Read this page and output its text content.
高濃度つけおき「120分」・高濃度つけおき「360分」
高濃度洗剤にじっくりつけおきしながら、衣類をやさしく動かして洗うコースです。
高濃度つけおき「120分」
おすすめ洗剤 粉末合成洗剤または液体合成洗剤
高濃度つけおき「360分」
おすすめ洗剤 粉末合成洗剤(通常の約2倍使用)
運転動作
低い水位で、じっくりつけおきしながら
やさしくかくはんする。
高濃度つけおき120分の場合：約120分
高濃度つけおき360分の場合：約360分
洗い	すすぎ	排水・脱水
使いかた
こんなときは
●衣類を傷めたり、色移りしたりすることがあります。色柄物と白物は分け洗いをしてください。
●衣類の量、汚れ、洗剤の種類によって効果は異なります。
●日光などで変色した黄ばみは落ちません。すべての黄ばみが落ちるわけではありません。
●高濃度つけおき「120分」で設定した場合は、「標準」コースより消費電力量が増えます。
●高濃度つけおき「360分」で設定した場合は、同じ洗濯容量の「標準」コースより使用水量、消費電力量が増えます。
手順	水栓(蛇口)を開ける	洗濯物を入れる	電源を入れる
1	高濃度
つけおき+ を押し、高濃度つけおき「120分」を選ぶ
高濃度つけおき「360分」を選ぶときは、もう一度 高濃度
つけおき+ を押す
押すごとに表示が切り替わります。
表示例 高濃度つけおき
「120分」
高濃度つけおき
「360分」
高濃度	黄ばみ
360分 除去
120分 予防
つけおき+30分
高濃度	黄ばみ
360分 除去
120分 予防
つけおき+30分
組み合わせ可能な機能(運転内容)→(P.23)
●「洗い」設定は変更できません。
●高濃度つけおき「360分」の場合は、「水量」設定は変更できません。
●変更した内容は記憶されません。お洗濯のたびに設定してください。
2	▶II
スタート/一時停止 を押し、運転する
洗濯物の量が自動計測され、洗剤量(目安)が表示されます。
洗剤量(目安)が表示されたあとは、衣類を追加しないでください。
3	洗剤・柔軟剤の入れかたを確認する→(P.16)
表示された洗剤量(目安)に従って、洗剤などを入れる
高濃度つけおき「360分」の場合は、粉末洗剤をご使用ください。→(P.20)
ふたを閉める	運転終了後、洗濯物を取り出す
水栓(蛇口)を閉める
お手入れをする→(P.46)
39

- - - -

◆ Instruction
Pick out the lines containing the word "おすすめ洗剤" and show them.

◆ Response to the exercise
おすすめ洗剤 粉末合成洗剤または液体合成洗剤
おすすめ洗剤 粉末合成洗剤(通常の約2倍使用)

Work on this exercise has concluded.